══ Provided material

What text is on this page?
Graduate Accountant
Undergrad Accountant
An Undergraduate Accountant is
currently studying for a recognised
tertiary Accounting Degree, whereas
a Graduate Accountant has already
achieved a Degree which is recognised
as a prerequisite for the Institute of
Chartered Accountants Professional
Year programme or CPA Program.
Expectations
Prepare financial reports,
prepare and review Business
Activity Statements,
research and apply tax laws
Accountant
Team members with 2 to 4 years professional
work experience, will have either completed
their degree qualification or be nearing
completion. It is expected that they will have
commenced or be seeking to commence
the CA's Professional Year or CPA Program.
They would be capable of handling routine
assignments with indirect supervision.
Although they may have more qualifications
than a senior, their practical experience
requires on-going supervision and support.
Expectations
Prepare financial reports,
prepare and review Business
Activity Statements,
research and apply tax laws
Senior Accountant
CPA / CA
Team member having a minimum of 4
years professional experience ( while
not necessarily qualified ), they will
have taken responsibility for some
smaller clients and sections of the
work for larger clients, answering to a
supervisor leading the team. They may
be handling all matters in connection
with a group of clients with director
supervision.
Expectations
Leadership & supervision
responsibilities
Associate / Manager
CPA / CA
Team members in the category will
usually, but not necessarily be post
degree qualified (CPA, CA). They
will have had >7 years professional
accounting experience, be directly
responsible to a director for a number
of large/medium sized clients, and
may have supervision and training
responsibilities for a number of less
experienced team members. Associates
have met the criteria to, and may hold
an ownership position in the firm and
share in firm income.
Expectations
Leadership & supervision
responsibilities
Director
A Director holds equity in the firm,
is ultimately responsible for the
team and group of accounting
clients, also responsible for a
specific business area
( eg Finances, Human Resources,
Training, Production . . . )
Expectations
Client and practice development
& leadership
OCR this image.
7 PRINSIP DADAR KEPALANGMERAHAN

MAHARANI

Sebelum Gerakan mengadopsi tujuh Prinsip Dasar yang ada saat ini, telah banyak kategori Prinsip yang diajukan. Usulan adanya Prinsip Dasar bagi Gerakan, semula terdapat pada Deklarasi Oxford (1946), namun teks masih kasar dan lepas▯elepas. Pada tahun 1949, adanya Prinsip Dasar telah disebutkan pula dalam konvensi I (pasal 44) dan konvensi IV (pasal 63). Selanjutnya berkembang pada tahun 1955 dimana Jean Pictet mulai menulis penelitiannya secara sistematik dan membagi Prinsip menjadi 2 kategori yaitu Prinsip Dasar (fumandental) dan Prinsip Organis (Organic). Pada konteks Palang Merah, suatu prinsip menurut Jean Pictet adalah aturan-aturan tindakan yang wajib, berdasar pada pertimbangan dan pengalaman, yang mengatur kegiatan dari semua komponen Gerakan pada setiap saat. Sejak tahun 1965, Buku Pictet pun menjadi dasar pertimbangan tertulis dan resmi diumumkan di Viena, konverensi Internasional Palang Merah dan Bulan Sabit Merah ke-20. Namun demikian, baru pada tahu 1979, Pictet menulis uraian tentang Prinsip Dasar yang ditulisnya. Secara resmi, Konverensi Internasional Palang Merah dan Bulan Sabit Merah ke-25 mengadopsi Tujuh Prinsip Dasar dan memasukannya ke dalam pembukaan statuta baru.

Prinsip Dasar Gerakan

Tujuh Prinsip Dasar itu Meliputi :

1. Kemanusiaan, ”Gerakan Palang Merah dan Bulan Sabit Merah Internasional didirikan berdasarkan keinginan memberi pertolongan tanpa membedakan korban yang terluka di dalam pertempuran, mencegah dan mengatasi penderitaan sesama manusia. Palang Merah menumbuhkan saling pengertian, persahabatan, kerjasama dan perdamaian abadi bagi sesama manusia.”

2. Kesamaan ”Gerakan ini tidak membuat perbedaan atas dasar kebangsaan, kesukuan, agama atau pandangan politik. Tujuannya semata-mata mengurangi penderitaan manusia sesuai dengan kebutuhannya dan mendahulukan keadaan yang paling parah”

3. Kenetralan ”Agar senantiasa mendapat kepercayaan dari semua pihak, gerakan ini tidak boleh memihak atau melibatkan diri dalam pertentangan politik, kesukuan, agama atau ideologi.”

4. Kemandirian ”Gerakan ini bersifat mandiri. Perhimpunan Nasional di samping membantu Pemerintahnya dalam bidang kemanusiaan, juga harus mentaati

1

════

> _Given request_
Return each line of the records above exactly as it reads.

> _Output below_
What text is on this page?
Graduate Accountant
Undergrad Accountant
An Undergraduate Accountant is
currently studying for a recognised
tertiary Accounting Degree, whereas
a Graduate Accountant has already
achieved a Degree which is recognised
as a prerequisite for the Institute of
Chartered Accountants Professional
Year programme or CPA Program.
Expectations
Prepare financial reports,
prepare and review Business
Activity Statements,
research and apply tax laws
Accountant
Team members with 2 to 4 years professional
work experience, will have either completed
their degree qualification or be nearing
completion. It is expected that they will have
commenced or be seeking to commence
the CA's Professional Year or CPA Program.
They would be capable of handling routine
assignments with indirect supervision.
Although they may have more qualifications
than a senior, their practical experience
requires on-going supervision and support.
Expectations
Prepare financial reports,
prepare and review Business
Activity Statements,
research and apply tax laws
Senior Accountant
CPA / CA
Team member having a minimum of 4
years professional experience ( while
not necessarily qualified ), they will
have taken responsibility for some
smaller clients and sections of the
work for larger clients, answering to a
supervisor leading the team. They may
be handling all matters in connection
with a group of clients with director
supervision.
Expectations
Leadership & supervision
responsibilities
Associate / Manager
CPA / CA
Team members in the category will
usually, but not necessarily be post
degree qualified (CPA, CA). They
will have had >7 years professional
accounting experience, be directly
responsible to a director for a number
of large/medium sized clients, and
may have supervision and training
responsibilities for a number of less
experienced team members. Associates
have met the criteria to, and may hold
an ownership position in the firm and
share in firm income.
Expectations
Leadership & supervision
responsibilities
Director
A Director holds equity in the firm,
is ultimately responsible for the
team and group of accounting
clients, also responsible for a
specific business area
( eg Finances, Human Resources,
Training, Production . . . )
Expectations
Client and practice development
& leadership
OCR this image.
7 PRINSIP DADAR KEPALANGMERAHAN

MAHARANI

Sebelum Gerakan mengadopsi tujuh Prinsip Dasar yang ada saat ini, telah banyak kategori Prinsip yang diajukan. Usulan adanya Prinsip Dasar bagi Gerakan, semula terdapat pada Deklarasi Oxford (1946), namun teks masih kasar dan lepas▯elepas. Pada tahun 1949, adanya Prinsip Dasar telah disebutkan pula dalam konvensi I (pasal 44) dan konvensi IV (pasal 63). Selanjutnya berkembang pada tahun 1955 dimana Jean Pictet mulai menulis penelitiannya secara sistematik dan membagi Prinsip menjadi 2 kategori yaitu Prinsip Dasar (fumandental) dan Prinsip Organis (Organic). Pada konteks Palang Merah, suatu prinsip menurut Jean Pictet adalah aturan-aturan tindakan yang wajib, berdasar pada pertimbangan dan pengalaman, yang mengatur kegiatan dari semua komponen Gerakan pada setiap saat. Sejak tahun 1965, Buku Pictet pun menjadi dasar pertimbangan tertulis dan resmi diumumkan di Viena, konverensi Internasional Palang Merah dan Bulan Sabit Merah ke-20. Namun demikian, baru pada tahu 1979, Pictet menulis uraian tentang Prinsip Dasar yang ditulisnya. Secara resmi, Konverensi Internasional Palang Merah dan Bulan Sabit Merah ke-25 mengadopsi Tujuh Prinsip Dasar dan memasukannya ke dalam pembukaan statuta baru.

Prinsip Dasar Gerakan

Tujuh Prinsip Dasar itu Meliputi :

1. Kemanusiaan, ”Gerakan Palang Merah dan Bulan Sabit Merah Internasional didirikan berdasarkan keinginan memberi pertolongan tanpa membedakan korban yang terluka di dalam pertempuran, mencegah dan mengatasi penderitaan sesama manusia. Palang Merah menumbuhkan saling pengertian, persahabatan, kerjasama dan perdamaian abadi bagi sesama manusia.”

2. Kesamaan ”Gerakan ini tidak membuat perbedaan atas dasar kebangsaan, kesukuan, agama atau pandangan politik. Tujuannya semata-mata mengurangi penderitaan manusia sesuai dengan kebutuhannya dan mendahulukan keadaan yang paling parah”

3. Kenetralan ”Agar senantiasa mendapat kepercayaan dari semua pihak, gerakan ini tidak boleh memihak atau melibatkan diri dalam pertentangan politik, kesukuan, agama atau ideologi.”

4. Kemandirian ”Gerakan ini bersifat mandiri. Perhimpunan Nasional di samping membantu Pemerintahnya dalam bidang kemanusiaan, juga harus mentaati

1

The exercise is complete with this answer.